Data records

···

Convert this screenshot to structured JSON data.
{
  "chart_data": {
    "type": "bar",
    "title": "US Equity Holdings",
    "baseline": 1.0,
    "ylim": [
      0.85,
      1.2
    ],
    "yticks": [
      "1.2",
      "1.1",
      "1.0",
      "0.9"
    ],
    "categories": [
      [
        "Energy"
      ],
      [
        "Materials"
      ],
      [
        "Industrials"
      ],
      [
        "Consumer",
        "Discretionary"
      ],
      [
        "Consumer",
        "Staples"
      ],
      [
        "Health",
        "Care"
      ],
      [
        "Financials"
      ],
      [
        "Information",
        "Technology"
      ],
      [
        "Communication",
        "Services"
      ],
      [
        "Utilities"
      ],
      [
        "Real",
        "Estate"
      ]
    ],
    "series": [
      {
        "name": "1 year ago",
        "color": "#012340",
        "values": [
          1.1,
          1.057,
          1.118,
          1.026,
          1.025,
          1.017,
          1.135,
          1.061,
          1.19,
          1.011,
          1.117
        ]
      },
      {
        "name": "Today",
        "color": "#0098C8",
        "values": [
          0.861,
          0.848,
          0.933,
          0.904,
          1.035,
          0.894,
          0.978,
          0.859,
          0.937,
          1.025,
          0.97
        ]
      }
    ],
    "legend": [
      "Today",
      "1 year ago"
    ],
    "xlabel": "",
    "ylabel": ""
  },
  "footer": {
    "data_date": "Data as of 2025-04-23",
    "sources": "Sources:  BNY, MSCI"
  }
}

···

### [Description of the task]
Provide all the records again, word for word.

### [Response to the task]
Convert this screenshot to structured JSON data.
{
  "chart_data": {
    "type": "bar",
    "title": "US Equity Holdings",
    "baseline": 1.0,
    "ylim": [
      0.85,
      1.2
    ],
    "yticks": [
      "1.2",
      "1.1",
      "1.0",
      "0.9"
    ],
    "categories": [
      [
        "Energy"
      ],
      [
        "Materials"
      ],
      [
        "Industrials"
      ],
      [
        "Consumer",
        "Discretionary"
      ],
      [
        "Consumer",
        "Staples"
      ],
      [
        "Health",
        "Care"
      ],
      [
        "Financials"
      ],
      [
        "Information",
        "Technology"
      ],
      [
        "Communication",
        "Services"
      ],
      [
        "Utilities"
      ],
      [
        "Real",
        "Estate"
      ]
    ],
    "series": [
      {
        "name": "1 year ago",
        "color": "#012340",
        "values": [
          1.1,
          1.057,
          1.118,
          1.026,
          1.025,
          1.017,
          1.135,
          1.061,
          1.19,
          1.011,
          1.117
        ]
      },
      {
        "name": "Today",
        "color": "#0098C8",
        "values": [
          0.861,
          0.848,
          0.933,
          0.904,
          1.035,
          0.894,
          0.978,
          0.859,
          0.937,
          1.025,
          0.97
        ]
      }
    ],
    "legend": [
      "Today",
      "1 year ago"
    ],
    "xlabel": "",
    "ylabel": ""
  },
  "footer": {
    "data_date": "Data as of 2025-04-23",
    "sources": "Sources:  BNY, MSCI"
  }
}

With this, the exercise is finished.